··· DATA FOR THE TASK ···
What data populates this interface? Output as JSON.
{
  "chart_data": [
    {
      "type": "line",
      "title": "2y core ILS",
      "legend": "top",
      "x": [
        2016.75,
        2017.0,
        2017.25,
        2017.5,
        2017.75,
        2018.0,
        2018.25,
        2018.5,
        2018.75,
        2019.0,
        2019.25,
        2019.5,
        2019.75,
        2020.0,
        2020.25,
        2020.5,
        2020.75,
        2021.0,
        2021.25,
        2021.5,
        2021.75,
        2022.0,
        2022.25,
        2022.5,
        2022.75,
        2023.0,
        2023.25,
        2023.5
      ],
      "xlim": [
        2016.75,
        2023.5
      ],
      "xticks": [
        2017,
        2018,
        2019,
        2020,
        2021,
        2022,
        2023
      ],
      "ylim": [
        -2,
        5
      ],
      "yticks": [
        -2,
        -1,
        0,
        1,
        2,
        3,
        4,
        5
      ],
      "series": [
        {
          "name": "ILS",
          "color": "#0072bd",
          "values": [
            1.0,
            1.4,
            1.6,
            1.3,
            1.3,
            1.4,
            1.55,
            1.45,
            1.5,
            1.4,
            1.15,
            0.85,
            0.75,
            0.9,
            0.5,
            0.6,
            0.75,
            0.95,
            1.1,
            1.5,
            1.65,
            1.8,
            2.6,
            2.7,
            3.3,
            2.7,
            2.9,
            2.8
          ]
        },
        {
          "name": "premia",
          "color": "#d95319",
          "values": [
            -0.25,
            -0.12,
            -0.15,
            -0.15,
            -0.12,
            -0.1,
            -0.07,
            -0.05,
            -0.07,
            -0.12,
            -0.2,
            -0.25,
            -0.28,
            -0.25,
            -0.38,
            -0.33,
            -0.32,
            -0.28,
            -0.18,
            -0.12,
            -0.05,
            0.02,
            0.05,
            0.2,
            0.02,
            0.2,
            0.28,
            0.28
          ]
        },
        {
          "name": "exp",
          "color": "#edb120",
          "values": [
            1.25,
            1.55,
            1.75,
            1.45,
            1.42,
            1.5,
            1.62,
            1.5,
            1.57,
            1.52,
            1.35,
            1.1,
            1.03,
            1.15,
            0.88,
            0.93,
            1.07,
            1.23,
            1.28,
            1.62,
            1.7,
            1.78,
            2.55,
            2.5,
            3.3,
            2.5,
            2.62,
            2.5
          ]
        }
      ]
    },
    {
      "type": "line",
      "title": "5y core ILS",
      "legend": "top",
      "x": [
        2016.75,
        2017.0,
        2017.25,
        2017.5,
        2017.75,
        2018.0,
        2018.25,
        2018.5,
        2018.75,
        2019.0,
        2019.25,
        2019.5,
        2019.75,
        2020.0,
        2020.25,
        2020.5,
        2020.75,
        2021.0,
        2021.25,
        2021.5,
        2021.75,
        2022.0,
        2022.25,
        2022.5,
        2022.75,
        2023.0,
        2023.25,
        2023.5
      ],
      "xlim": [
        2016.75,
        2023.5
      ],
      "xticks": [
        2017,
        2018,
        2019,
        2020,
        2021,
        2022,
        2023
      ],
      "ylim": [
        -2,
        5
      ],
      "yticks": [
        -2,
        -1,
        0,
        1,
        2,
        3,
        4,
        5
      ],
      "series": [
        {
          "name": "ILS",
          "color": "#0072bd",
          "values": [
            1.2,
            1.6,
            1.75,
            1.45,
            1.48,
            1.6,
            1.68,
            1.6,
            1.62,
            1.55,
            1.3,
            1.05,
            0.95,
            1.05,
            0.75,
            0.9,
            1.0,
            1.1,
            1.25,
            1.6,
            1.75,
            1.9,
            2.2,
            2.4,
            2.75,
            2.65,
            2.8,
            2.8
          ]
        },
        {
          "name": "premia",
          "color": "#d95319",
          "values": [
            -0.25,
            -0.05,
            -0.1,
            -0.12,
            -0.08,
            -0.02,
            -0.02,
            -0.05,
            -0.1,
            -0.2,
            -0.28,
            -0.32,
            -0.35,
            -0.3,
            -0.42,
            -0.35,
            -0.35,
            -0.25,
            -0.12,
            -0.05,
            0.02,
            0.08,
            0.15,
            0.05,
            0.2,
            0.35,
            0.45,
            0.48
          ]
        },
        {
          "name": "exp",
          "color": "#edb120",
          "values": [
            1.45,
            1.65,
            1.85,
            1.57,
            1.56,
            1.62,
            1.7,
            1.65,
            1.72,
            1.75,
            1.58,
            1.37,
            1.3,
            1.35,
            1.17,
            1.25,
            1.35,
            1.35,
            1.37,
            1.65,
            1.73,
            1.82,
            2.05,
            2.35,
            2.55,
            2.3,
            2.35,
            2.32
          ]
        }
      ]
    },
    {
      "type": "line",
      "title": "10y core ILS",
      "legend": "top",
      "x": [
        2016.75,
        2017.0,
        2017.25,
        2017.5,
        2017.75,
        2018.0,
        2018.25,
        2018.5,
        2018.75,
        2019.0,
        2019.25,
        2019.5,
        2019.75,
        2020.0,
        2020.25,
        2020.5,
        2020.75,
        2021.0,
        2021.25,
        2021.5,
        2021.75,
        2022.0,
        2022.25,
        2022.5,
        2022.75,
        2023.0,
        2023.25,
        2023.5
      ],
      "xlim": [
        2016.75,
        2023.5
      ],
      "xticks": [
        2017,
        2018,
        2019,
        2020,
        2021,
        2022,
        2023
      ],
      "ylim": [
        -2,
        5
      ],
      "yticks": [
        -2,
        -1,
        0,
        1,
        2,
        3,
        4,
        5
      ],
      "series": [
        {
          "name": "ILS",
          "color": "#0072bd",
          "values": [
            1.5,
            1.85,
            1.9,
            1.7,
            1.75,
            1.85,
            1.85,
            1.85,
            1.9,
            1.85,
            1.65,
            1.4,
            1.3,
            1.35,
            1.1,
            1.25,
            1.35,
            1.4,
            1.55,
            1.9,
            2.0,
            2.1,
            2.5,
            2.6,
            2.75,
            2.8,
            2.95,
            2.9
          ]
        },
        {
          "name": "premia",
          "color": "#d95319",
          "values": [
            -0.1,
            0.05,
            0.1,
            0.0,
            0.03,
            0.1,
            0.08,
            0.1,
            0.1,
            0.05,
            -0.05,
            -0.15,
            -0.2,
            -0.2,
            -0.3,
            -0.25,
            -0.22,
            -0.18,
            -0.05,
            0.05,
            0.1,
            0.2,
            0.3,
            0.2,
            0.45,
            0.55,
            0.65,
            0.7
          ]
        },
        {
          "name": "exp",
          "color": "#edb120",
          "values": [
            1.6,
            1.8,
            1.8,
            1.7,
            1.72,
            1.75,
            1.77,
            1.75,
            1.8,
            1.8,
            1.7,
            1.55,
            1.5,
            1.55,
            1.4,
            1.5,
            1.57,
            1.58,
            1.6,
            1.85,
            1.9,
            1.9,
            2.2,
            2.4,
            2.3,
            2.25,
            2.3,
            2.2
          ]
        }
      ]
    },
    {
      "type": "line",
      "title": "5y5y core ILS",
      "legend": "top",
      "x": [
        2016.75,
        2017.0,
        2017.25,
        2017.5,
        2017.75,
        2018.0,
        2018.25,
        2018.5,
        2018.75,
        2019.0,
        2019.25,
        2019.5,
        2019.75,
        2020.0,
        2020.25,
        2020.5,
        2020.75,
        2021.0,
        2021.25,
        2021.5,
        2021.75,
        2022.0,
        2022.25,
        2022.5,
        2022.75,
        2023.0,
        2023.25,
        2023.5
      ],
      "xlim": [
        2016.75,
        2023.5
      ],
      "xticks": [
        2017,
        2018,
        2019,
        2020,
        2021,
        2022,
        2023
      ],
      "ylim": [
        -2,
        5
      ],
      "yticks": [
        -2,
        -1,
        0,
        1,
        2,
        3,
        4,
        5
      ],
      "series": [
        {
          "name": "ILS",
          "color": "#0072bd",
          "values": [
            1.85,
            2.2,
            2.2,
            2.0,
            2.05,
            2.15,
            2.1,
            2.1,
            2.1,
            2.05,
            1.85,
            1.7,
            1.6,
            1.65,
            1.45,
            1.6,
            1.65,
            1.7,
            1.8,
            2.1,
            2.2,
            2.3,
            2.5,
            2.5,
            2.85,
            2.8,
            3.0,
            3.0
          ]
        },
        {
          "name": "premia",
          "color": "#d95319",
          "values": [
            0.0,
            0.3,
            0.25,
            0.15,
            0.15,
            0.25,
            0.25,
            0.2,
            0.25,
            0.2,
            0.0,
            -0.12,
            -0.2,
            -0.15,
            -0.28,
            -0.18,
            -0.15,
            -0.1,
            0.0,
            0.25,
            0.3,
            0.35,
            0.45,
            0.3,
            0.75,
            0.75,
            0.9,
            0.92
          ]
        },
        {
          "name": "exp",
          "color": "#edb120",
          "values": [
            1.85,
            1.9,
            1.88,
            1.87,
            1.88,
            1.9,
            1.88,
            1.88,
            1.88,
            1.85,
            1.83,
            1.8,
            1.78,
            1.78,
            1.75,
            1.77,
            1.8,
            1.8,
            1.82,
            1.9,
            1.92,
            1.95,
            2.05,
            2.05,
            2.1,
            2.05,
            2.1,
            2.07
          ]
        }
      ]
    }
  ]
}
···
_PROBLEM REQUIREMENTS_. Copy each line of the records containing the string "title".

_COMPLETED TASK_.
      "title": "2y core ILS",
      "title": "5y core ILS",
      "title": "10y core ILS",
      "title": "5y5y core ILS",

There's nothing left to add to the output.